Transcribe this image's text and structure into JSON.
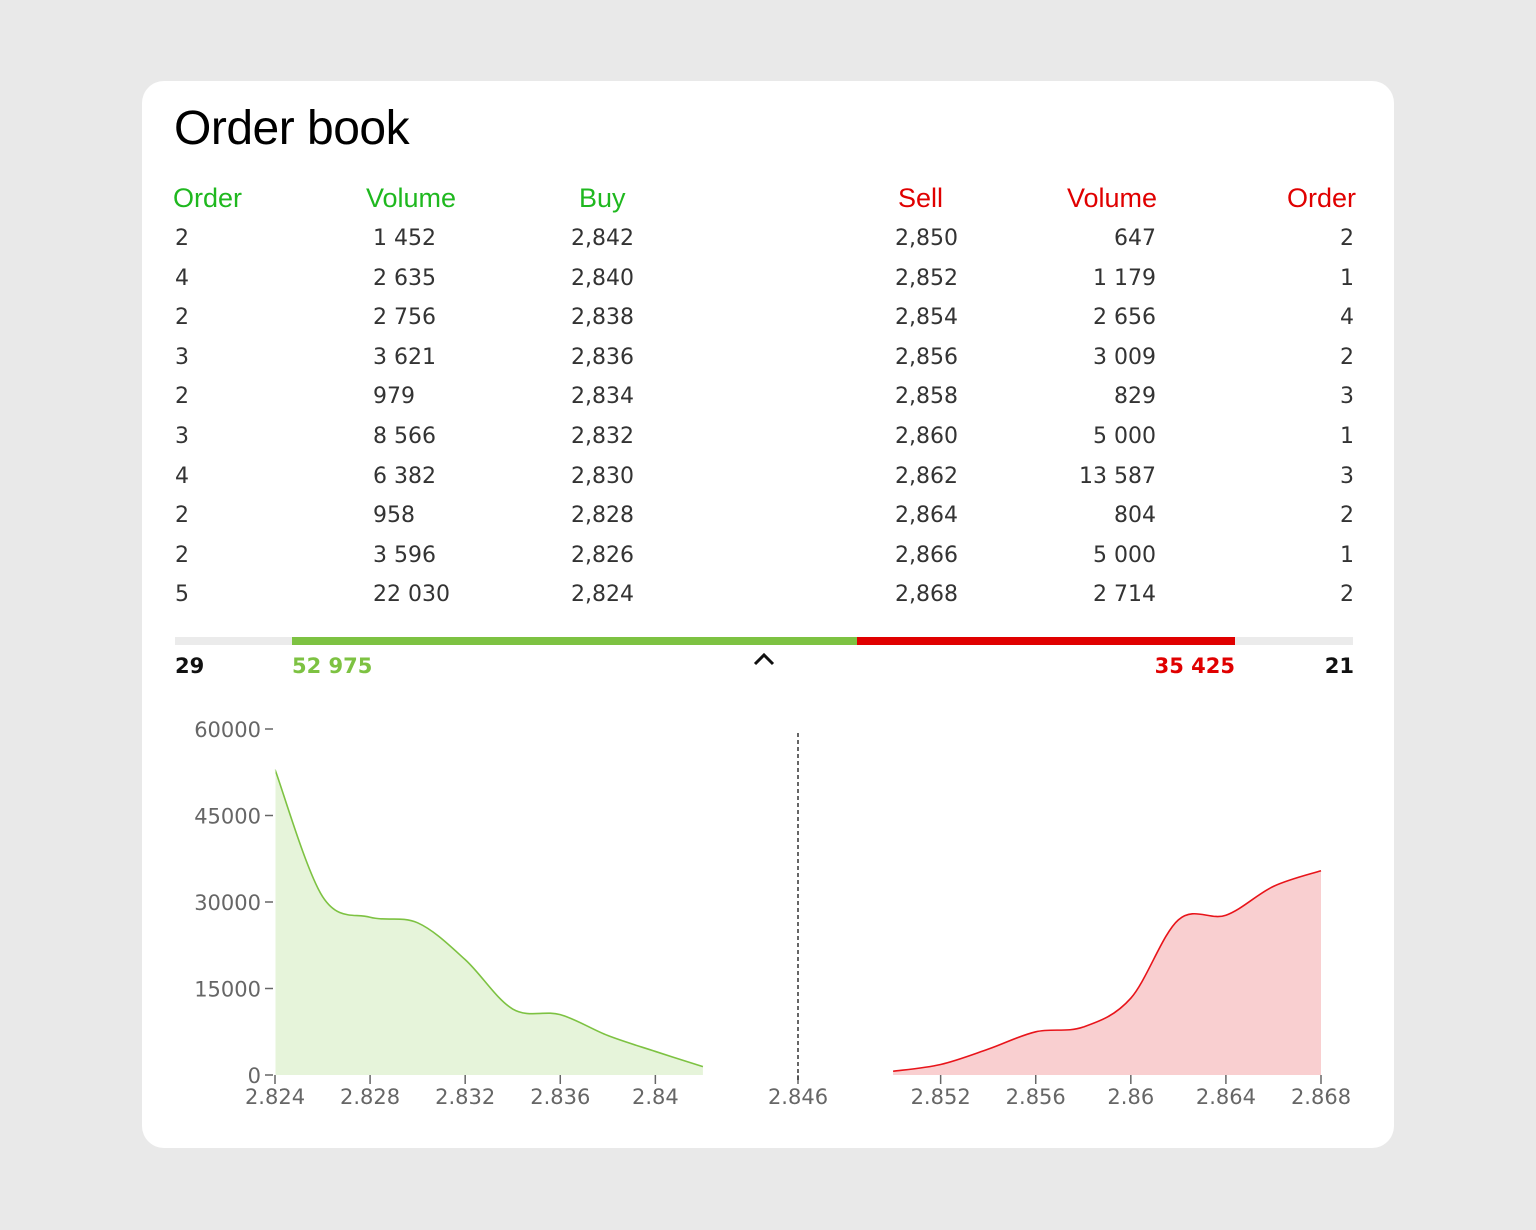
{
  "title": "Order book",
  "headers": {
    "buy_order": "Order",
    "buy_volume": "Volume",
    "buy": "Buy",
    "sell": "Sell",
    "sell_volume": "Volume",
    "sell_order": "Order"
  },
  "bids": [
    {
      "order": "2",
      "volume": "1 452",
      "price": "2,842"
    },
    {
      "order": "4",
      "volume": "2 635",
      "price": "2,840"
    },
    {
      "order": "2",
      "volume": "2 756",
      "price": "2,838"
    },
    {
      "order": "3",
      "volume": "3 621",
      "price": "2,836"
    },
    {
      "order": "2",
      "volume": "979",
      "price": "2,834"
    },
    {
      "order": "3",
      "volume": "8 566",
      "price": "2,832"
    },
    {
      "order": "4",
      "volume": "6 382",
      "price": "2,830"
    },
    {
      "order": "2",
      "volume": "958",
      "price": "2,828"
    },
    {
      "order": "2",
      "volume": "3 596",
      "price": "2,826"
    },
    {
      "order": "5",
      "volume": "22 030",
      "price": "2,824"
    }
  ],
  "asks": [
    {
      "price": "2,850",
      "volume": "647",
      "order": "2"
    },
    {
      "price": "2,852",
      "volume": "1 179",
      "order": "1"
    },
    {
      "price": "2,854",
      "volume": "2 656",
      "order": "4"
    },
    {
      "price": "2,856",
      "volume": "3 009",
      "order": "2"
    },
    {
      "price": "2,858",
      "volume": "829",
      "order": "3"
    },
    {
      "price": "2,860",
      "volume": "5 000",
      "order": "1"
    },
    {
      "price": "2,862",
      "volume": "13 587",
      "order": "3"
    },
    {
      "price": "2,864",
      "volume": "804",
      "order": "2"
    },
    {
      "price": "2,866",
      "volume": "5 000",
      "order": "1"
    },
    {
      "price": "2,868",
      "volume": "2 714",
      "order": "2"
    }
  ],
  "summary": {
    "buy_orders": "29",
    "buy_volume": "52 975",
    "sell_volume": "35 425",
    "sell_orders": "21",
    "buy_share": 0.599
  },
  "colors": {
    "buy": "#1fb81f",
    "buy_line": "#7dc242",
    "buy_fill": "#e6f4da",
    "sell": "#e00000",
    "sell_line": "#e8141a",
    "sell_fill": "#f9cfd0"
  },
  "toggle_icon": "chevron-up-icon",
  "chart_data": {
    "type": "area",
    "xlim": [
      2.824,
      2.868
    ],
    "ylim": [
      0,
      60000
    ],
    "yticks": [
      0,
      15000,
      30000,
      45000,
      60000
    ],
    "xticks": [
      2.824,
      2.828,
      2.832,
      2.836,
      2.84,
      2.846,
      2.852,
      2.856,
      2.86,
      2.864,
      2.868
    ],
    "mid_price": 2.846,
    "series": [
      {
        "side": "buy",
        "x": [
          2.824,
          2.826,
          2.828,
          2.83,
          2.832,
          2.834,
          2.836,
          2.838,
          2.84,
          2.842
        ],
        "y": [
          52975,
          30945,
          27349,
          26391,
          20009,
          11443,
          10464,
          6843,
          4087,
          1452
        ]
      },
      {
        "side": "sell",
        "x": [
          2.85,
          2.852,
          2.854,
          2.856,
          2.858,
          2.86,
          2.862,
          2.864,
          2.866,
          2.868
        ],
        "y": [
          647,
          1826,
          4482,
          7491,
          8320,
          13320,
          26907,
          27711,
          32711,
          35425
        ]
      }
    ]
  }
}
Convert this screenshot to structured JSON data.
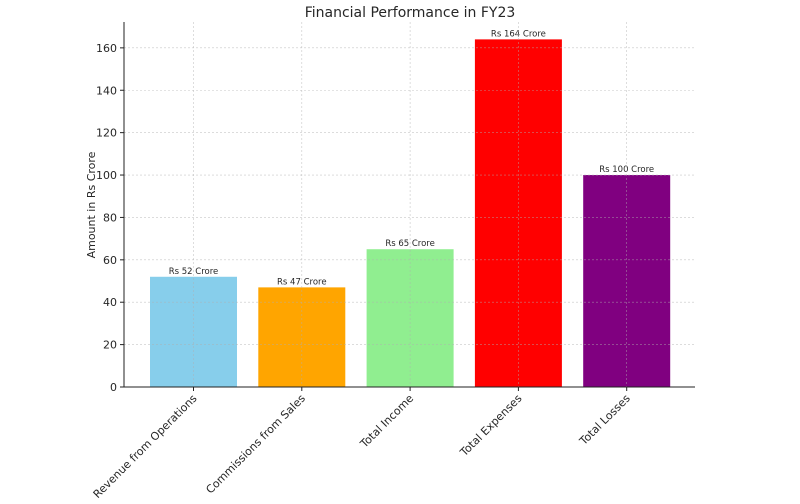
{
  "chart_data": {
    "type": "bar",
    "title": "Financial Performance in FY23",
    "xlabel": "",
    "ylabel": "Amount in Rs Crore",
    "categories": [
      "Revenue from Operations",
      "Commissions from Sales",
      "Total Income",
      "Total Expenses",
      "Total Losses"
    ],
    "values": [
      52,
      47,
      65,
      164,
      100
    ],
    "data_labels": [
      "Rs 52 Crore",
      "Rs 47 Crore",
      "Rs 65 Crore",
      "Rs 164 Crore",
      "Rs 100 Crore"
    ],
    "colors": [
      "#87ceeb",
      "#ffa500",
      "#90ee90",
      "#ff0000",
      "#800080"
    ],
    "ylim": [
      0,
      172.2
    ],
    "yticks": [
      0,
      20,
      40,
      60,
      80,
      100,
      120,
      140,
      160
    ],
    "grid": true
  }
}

_WHAT TO PRODUCE_
Work out how many lines in the records above contain the word "from", and reply with that number alone.

_FULL SOLUTION_
2